▶ **Work to complete**
Please give the listing again, word for word, with nothing left out.

▶ **Input data**
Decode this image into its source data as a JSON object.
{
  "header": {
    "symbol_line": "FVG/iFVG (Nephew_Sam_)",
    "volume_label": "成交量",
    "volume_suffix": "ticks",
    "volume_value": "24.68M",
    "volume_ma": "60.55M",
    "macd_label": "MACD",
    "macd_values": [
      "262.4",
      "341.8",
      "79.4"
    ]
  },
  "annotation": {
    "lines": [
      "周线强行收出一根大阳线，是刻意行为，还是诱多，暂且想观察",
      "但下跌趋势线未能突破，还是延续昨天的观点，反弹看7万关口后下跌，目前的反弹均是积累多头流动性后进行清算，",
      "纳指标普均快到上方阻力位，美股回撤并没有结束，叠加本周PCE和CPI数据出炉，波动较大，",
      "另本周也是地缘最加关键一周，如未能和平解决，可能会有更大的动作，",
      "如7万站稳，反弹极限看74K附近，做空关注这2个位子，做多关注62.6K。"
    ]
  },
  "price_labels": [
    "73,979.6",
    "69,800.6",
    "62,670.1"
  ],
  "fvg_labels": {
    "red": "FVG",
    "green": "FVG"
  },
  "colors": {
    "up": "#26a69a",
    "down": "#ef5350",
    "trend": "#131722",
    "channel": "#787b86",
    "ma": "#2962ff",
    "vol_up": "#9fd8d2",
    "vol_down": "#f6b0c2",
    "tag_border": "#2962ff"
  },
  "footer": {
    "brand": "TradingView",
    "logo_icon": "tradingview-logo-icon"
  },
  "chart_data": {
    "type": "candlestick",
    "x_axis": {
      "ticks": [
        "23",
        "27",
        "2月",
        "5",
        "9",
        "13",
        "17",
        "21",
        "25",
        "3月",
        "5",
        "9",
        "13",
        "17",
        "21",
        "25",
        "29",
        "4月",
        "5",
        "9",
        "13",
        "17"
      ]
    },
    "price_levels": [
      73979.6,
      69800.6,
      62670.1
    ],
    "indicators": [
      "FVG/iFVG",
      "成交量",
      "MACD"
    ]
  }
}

▶ **Exercise result**
Decode this image into its source data as a JSON object.
{
  "header": {
    "symbol_line": "FVG/iFVG (Nephew_Sam_)",
    "volume_label": "成交量",
    "volume_suffix": "ticks",
    "volume_value": "24.68M",
    "volume_ma": "60.55M",
    "macd_label": "MACD",
    "macd_values": [
      "262.4",
      "341.8",
      "79.4"
    ]
  },
  "annotation": {
    "lines": [
      "周线强行收出一根大阳线，是刻意行为，还是诱多，暂且想观察",
      "但下跌趋势线未能突破，还是延续昨天的观点，反弹看7万关口后下跌，目前的反弹均是积累多头流动性后进行清算，",
      "纳指标普均快到上方阻力位，美股回撤并没有结束，叠加本周PCE和CPI数据出炉，波动较大，",
      "另本周也是地缘最加关键一周，如未能和平解决，可能会有更大的动作，",
      "如7万站稳，反弹极限看74K附近，做空关注这2个位子，做多关注62.6K。"
    ]
  },
  "price_labels": [
    "73,979.6",
    "69,800.6",
    "62,670.1"
  ],
  "fvg_labels": {
    "red": "FVG",
    "green": "FVG"
  },
  "colors": {
    "up": "#26a69a",
    "down": "#ef5350",
    "trend": "#131722",
    "channel": "#787b86",
    "ma": "#2962ff",
    "vol_up": "#9fd8d2",
    "vol_down": "#f6b0c2",
    "tag_border": "#2962ff"
  },
  "footer": {
    "brand": "TradingView",
    "logo_icon": "tradingview-logo-icon"
  },
  "chart_data": {
    "type": "candlestick",
    "x_axis": {
      "ticks": [
        "23",
        "27",
        "2月",
        "5",
        "9",
        "13",
        "17",
        "21",
        "25",
        "3月",
        "5",
        "9",
        "13",
        "17",
        "21",
        "25",
        "29",
        "4月",
        "5",
        "9",
        "13",
        "17"
      ]
    },
    "price_levels": [
      73979.6,
      69800.6,
      62670.1
    ],
    "indicators": [
      "FVG/iFVG",
      "成交量",
      "MACD"
    ]
  }
}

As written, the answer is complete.